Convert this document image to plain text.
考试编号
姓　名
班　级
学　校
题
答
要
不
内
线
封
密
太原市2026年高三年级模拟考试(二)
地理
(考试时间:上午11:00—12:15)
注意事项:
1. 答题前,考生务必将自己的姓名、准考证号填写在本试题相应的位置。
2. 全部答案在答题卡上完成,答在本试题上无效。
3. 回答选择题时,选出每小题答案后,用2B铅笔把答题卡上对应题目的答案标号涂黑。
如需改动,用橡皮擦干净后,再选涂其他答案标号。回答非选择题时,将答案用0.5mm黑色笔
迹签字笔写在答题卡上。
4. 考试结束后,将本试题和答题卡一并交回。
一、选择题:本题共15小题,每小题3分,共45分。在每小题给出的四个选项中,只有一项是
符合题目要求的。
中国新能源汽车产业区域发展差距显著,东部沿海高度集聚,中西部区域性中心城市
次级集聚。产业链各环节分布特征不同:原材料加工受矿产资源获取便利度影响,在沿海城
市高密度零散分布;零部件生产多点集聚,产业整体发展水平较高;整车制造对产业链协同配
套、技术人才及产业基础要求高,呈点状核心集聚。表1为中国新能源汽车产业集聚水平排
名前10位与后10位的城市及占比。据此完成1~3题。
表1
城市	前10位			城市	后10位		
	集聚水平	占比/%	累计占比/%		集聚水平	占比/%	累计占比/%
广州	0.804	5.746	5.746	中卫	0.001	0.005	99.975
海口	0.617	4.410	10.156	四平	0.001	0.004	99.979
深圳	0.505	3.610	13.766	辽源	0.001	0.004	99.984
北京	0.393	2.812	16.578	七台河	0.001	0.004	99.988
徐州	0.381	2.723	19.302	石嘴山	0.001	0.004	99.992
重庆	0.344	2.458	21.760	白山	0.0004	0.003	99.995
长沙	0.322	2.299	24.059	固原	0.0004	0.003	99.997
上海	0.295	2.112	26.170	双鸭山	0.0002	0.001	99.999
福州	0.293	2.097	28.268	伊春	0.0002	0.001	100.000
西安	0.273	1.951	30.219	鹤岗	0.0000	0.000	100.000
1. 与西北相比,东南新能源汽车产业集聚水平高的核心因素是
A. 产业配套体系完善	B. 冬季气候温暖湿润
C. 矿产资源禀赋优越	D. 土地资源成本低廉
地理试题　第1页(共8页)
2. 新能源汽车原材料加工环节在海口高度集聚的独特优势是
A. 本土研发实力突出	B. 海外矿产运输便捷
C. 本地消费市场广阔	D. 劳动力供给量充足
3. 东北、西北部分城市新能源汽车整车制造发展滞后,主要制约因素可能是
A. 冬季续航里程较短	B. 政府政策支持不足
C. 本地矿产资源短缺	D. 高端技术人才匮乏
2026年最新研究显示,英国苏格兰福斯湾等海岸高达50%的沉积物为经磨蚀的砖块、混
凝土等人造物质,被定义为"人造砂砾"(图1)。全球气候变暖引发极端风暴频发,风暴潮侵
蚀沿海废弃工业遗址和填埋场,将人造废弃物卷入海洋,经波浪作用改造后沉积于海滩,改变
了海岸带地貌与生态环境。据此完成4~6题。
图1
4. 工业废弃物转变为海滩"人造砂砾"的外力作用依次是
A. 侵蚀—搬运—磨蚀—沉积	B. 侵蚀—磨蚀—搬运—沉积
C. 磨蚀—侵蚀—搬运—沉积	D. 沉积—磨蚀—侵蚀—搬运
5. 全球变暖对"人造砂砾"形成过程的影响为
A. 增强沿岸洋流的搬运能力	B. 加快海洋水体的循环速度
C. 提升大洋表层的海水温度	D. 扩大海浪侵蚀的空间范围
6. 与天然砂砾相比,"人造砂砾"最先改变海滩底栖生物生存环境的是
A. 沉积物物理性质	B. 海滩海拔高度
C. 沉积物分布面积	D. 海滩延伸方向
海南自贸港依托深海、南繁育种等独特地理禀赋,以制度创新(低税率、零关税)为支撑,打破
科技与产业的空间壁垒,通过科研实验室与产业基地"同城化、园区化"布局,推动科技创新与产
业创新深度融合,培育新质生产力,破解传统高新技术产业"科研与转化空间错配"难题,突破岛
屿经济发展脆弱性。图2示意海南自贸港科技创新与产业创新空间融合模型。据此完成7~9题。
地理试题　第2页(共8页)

——————————

## Problem statement
Pull out each line containing the word "人造砂砾" and copy it.

## Solution to this problem
凝土等人造物质,被定义为"人造砂砾"(图1)。全球气候变暖引发极端风暴频发,风暴潮侵
4. 工业废弃物转变为海滩"人造砂砾"的外力作用依次是
5. 全球变暖对"人造砂砾"形成过程的影响为
6. 与天然砂砾相比,"人造砂砾"最先改变海滩底栖生物生存环境的是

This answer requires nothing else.